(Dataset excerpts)
--*--

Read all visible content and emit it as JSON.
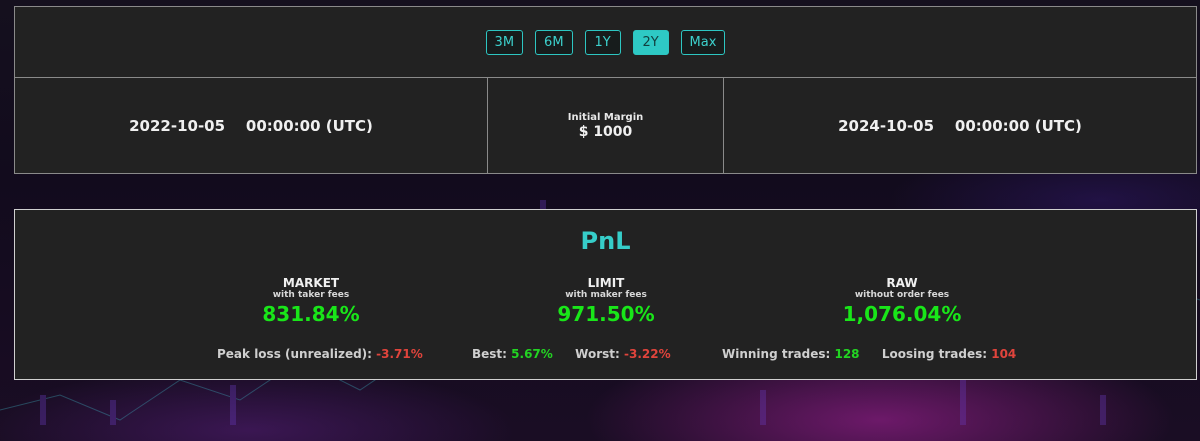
{
  "range_buttons": [
    {
      "label": "3M",
      "active": false
    },
    {
      "label": "6M",
      "active": false
    },
    {
      "label": "1Y",
      "active": false
    },
    {
      "label": "2Y",
      "active": true
    },
    {
      "label": "Max",
      "active": false
    }
  ],
  "dates": {
    "start": "2022-10-05    00:00:00 (UTC)",
    "end": "2024-10-05    00:00:00 (UTC)"
  },
  "initial_margin": {
    "label": "Initial Margin",
    "value": "$ 1000"
  },
  "pnl": {
    "title": "PnL",
    "market": {
      "name": "MARKET",
      "sub": "with taker fees",
      "value": "831.84%"
    },
    "limit": {
      "name": "LIMIT",
      "sub": "with maker fees",
      "value": "971.50%"
    },
    "raw": {
      "name": "RAW",
      "sub": "without order fees",
      "value": "1,076.04%"
    },
    "peak_loss_label": "Peak loss (unrealized):",
    "peak_loss_value": "-3.71%",
    "best_label": "Best:",
    "best_value": "5.67%",
    "worst_label": "Worst:",
    "worst_value": "-3.22%",
    "winning_label": "Winning trades:",
    "winning_value": "128",
    "loosing_label": "Loosing trades:",
    "loosing_value": "104"
  },
  "colors": {
    "accent": "#2ec9c5",
    "positive": "#19e619",
    "negative": "#e0443c",
    "panel": "#222222"
  }
}
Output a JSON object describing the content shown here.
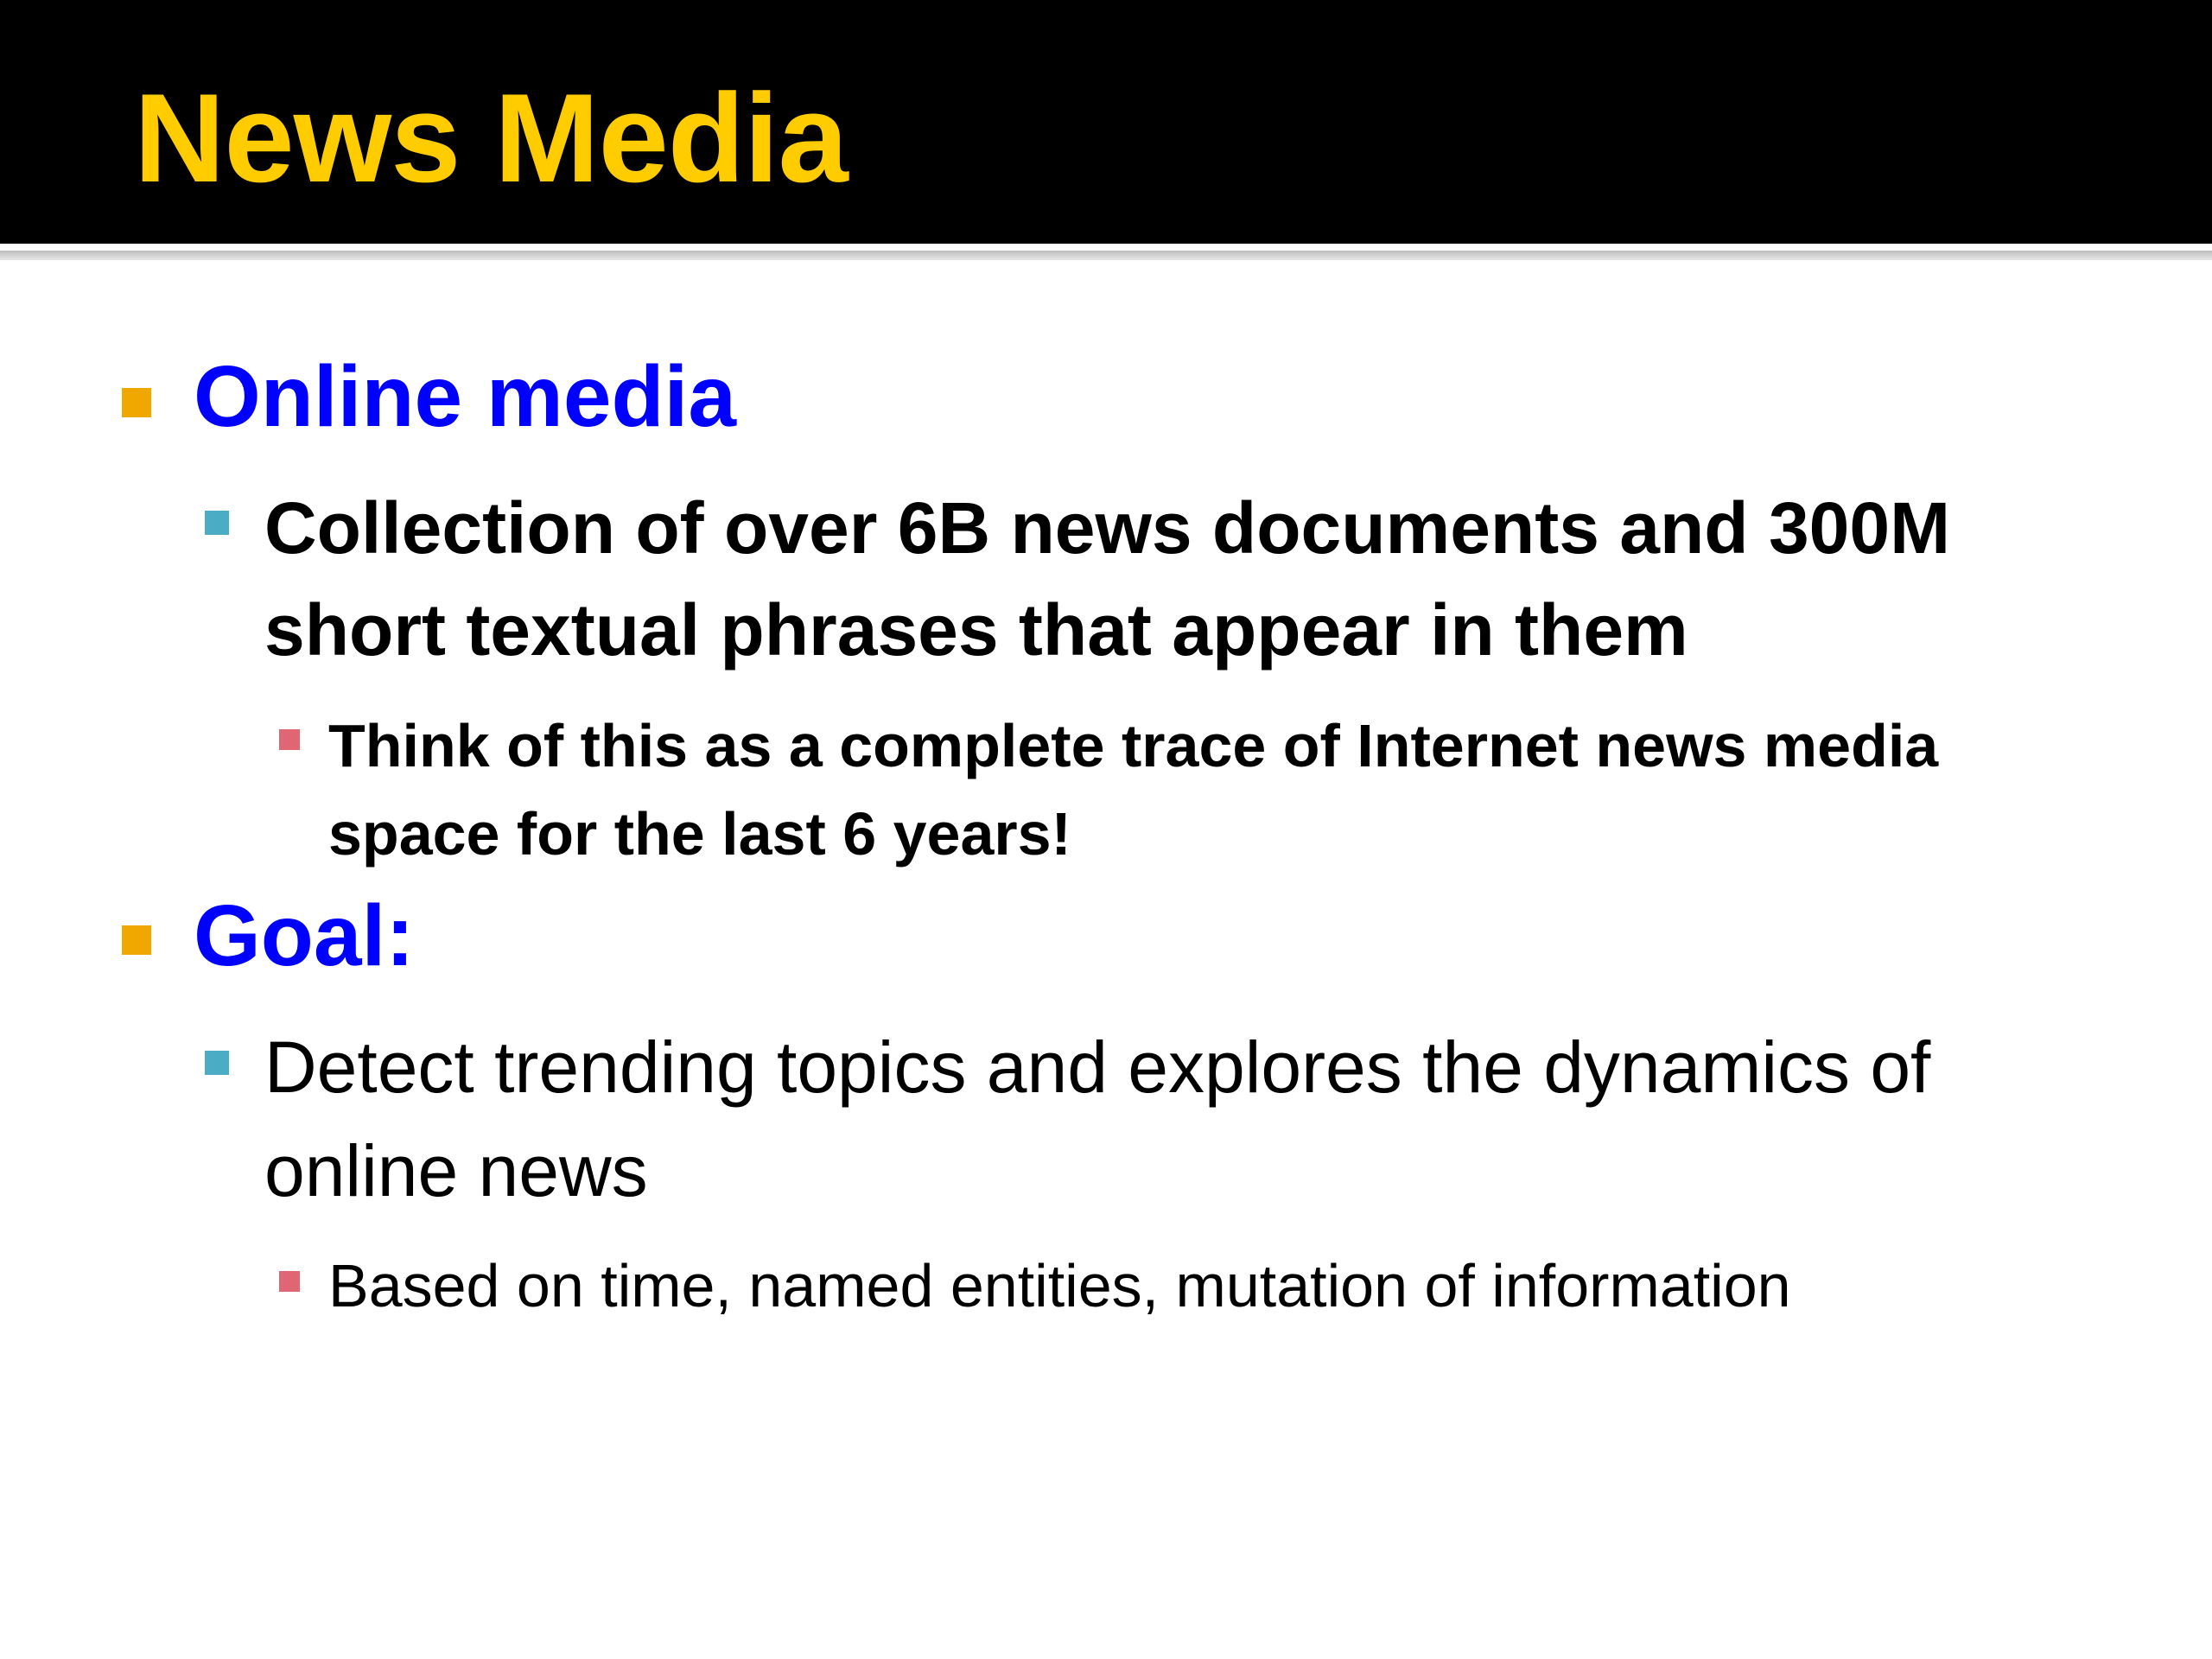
{
  "slide": {
    "title": "News Media",
    "title_color": "#FFCC00",
    "header_background": "#000000",
    "colors": {
      "level1_text": "#0000FF",
      "level1_bullet": "#F0A800",
      "level2_bullet": "#4BACC6",
      "level3_bullet": "#E06673"
    },
    "bullets": [
      {
        "text": "Online media",
        "children": [
          {
            "lines": [
              "Collection of over 6B news documents and 300M",
              "short textual phrases that appear in them"
            ],
            "children": [
              {
                "lines": [
                  "Think of this as a complete trace of Internet news media",
                  "space for the last 6 years!"
                ]
              }
            ]
          }
        ]
      },
      {
        "text": "Goal:",
        "children": [
          {
            "lines": [
              "Detect trending topics and explores the dynamics of",
              "online news"
            ],
            "children": [
              {
                "lines": [
                  "Based on time, named entities, mutation of information"
                ]
              }
            ]
          }
        ]
      }
    ]
  }
}
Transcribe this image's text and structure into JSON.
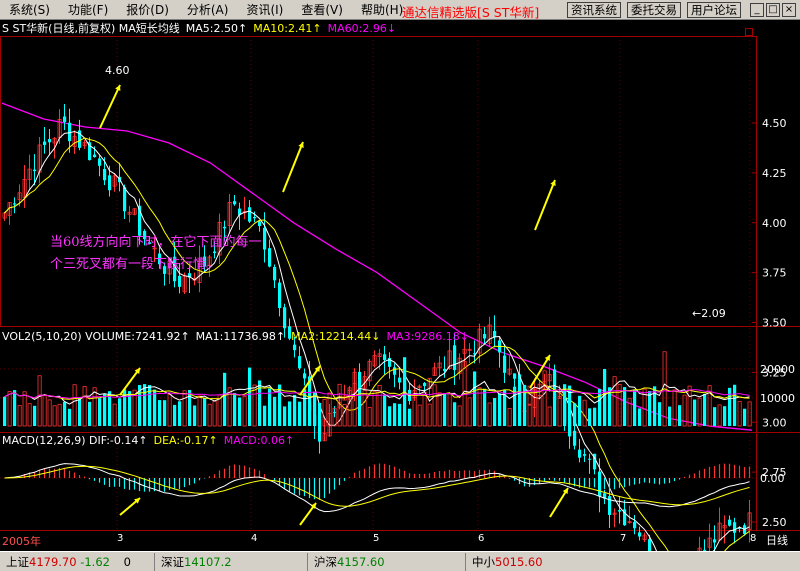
{
  "menu": [
    "系统(S)",
    "功能(F)",
    "报价(D)",
    "分析(A)",
    "资讯(I)",
    "查看(V)",
    "帮助(H)"
  ],
  "brand": "通达信精选版[S ST华新]",
  "toolbar": {
    "news": "资讯系统",
    "trade": "委托交易",
    "forum": "用户论坛"
  },
  "price_panel": {
    "title": "S ST华新(日线,前复权) MA短长均线",
    "ma5": "MA5:2.50↑",
    "ma10": "MA10:2.41↑",
    "ma60": "MA60:2.96↓",
    "high_label": "4.60",
    "low_label": "←2.09",
    "yticks": [
      "4.50",
      "4.25",
      "4.00",
      "3.75",
      "3.50",
      "3.25",
      "3.00",
      "2.75",
      "2.50"
    ]
  },
  "vol_panel": {
    "title": "VOL2(5,10,20) VOLUME:7241.92↑",
    "ma1": "MA1:11736.98↑",
    "ma2": "MA2:12214.44↓",
    "ma3": "MA3:9286.18↓",
    "yticks": [
      "20000",
      "10000"
    ]
  },
  "macd_panel": {
    "title": "MACD(12,26,9) DIF:-0.14↑",
    "dea": "DEA:-0.17↑",
    "macd": "MACD:0.06↑",
    "yticks": [
      "0.00"
    ]
  },
  "annotation": [
    "当60线方向向下时，在它下面的每一",
    "个三死叉都有一段下跌行情。"
  ],
  "xaxis": {
    "date": "2005年",
    "marks": [
      "3",
      "4",
      "5",
      "6",
      "7",
      "8"
    ],
    "period": "日线"
  },
  "status": {
    "sh_label": "上证",
    "sh_value": "4179.70",
    "sh_change": "-1.62",
    "sh_extra": "0",
    "sz_label": "深证",
    "sz_value": "14107.2",
    "hs_label": "沪深",
    "hs_value": "4157.60",
    "zx_label": "中小",
    "zx_value": "5015.60"
  },
  "colors": {
    "up": "#ff3232",
    "down": "#00ffff",
    "ma5": "#ffffff",
    "ma10": "#ffff00",
    "ma60": "#ff00ff",
    "grid": "#a00000"
  },
  "chart_data": {
    "type": "candlestick",
    "ma60": [
      4.6,
      4.52,
      4.48,
      4.46,
      4.4,
      4.3,
      4.15,
      4.0,
      3.87,
      3.75,
      3.6,
      3.45,
      3.35,
      3.28,
      3.2,
      3.1,
      3.02,
      2.98,
      2.96
    ],
    "close": [
      4.05,
      4.3,
      4.5,
      4.35,
      4.15,
      3.9,
      3.7,
      3.8,
      4.1,
      3.95,
      3.4,
      2.9,
      3.2,
      3.3,
      3.15,
      3.25,
      3.35,
      3.45,
      3.1,
      3.2,
      2.9,
      2.6,
      2.5,
      2.2,
      2.3,
      2.45,
      2.5
    ]
  }
}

--*--

● GIVEN INSTRUCTION: State, as a bare number, how many lines of the listing hold the word "JSON".

● THE REPLY: 3